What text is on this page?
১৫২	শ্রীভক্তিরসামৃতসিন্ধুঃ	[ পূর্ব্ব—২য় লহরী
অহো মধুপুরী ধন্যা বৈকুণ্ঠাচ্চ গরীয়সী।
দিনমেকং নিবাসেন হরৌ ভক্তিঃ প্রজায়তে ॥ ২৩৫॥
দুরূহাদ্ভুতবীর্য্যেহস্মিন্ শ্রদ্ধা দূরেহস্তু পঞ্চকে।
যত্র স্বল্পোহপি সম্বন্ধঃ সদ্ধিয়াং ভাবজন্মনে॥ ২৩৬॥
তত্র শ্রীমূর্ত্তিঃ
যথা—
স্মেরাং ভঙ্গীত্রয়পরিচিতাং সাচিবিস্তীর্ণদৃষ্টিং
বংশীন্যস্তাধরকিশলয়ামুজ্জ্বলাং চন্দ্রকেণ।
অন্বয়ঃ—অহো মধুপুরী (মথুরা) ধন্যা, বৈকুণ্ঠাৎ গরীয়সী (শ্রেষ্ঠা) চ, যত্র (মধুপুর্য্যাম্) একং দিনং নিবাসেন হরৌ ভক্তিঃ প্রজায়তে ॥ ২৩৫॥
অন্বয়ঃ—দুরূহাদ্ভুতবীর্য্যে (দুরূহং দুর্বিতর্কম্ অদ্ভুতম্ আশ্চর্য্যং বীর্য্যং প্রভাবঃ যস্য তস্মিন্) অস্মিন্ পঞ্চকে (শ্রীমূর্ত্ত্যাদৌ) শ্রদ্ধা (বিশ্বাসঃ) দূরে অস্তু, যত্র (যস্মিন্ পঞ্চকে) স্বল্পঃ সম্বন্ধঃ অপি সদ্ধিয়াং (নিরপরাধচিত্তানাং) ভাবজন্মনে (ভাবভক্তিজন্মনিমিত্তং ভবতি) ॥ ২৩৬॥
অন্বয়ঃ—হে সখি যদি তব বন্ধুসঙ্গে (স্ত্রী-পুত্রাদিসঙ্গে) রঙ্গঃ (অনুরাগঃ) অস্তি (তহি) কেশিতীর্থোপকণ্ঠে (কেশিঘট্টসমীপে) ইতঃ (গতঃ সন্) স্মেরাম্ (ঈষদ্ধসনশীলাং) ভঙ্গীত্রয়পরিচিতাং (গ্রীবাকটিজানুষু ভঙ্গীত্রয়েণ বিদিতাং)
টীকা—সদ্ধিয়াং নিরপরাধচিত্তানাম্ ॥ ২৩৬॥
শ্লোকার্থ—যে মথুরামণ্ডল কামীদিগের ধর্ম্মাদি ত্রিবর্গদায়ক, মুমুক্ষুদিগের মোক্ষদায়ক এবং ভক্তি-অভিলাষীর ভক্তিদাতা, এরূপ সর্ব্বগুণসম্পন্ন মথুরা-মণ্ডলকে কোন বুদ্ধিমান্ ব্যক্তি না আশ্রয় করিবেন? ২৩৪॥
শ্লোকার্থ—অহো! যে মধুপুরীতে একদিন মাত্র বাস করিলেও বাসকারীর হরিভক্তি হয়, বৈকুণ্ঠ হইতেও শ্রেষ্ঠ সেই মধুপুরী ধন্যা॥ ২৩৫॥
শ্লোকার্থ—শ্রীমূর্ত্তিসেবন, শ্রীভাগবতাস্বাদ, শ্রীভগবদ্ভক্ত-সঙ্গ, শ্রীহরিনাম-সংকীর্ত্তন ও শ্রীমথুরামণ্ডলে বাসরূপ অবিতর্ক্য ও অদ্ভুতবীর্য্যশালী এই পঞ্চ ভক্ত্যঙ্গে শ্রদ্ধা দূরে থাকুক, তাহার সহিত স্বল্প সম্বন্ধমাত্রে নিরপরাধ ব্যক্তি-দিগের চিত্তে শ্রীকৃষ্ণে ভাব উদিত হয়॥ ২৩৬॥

────────

**What is asked**: Extract all of the material exactly as it is written.

**Response to this exercise**:
What text is on this page?
১৫২	শ্রীভক্তিরসামৃতসিন্ধুঃ	[ পূর্ব্ব—২য় লহরী
অহো মধুপুরী ধন্যা বৈকুণ্ঠাচ্চ গরীয়সী।
দিনমেকং নিবাসেন হরৌ ভক্তিঃ প্রজায়তে ॥ ২৩৫॥
দুরূহাদ্ভুতবীর্য্যেহস্মিন্ শ্রদ্ধা দূরেহস্তু পঞ্চকে।
যত্র স্বল্পোহপি সম্বন্ধঃ সদ্ধিয়াং ভাবজন্মনে॥ ২৩৬॥
তত্র শ্রীমূর্ত্তিঃ
যথা—
স্মেরাং ভঙ্গীত্রয়পরিচিতাং সাচিবিস্তীর্ণদৃষ্টিং
বংশীন্যস্তাধরকিশলয়ামুজ্জ্বলাং চন্দ্রকেণ।
অন্বয়ঃ—অহো মধুপুরী (মথুরা) ধন্যা, বৈকুণ্ঠাৎ গরীয়সী (শ্রেষ্ঠা) চ, যত্র (মধুপুর্য্যাম্) একং দিনং নিবাসেন হরৌ ভক্তিঃ প্রজায়তে ॥ ২৩৫॥
অন্বয়ঃ—দুরূহাদ্ভুতবীর্য্যে (দুরূহং দুর্বিতর্কম্ অদ্ভুতম্ আশ্চর্য্যং বীর্য্যং প্রভাবঃ যস্য তস্মিন্) অস্মিন্ পঞ্চকে (শ্রীমূর্ত্ত্যাদৌ) শ্রদ্ধা (বিশ্বাসঃ) দূরে অস্তু, যত্র (যস্মিন্ পঞ্চকে) স্বল্পঃ সম্বন্ধঃ অপি সদ্ধিয়াং (নিরপরাধচিত্তানাং) ভাবজন্মনে (ভাবভক্তিজন্মনিমিত্তং ভবতি) ॥ ২৩৬॥
অন্বয়ঃ—হে সখি যদি তব বন্ধুসঙ্গে (স্ত্রী-পুত্রাদিসঙ্গে) রঙ্গঃ (অনুরাগঃ) অস্তি (তহি) কেশিতীর্থোপকণ্ঠে (কেশিঘট্টসমীপে) ইতঃ (গতঃ সন্) স্মেরাম্ (ঈষদ্ধসনশীলাং) ভঙ্গীত্রয়পরিচিতাং (গ্রীবাকটিজানুষু ভঙ্গীত্রয়েণ বিদিতাং)
টীকা—সদ্ধিয়াং নিরপরাধচিত্তানাম্ ॥ ২৩৬॥
শ্লোকার্থ—যে মথুরামণ্ডল কামীদিগের ধর্ম্মাদি ত্রিবর্গদায়ক, মুমুক্ষুদিগের মোক্ষদায়ক এবং ভক্তি-অভিলাষীর ভক্তিদাতা, এরূপ সর্ব্বগুণসম্পন্ন মথুরা-মণ্ডলকে কোন বুদ্ধিমান্ ব্যক্তি না আশ্রয় করিবেন? ২৩৪॥
শ্লোকার্থ—অহো! যে মধুপুরীতে একদিন মাত্র বাস করিলেও বাসকারীর হরিভক্তি হয়, বৈকুণ্ঠ হইতেও শ্রেষ্ঠ সেই মধুপুরী ধন্যা॥ ২৩৫॥
শ্লোকার্থ—শ্রীমূর্ত্তিসেবন, শ্রীভাগবতাস্বাদ, শ্রীভগবদ্ভক্ত-সঙ্গ, শ্রীহরিনাম-সংকীর্ত্তন ও শ্রীমথুরামণ্ডলে বাসরূপ অবিতর্ক্য ও অদ্ভুতবীর্য্যশালী এই পঞ্চ ভক্ত্যঙ্গে শ্রদ্ধা দূরে থাকুক, তাহার সহিত স্বল্প সম্বন্ধমাত্রে নিরপরাধ ব্যক্তি-দিগের চিত্তে শ্রীকৃষ্ণে ভাব উদিত হয়॥ ২৩৬॥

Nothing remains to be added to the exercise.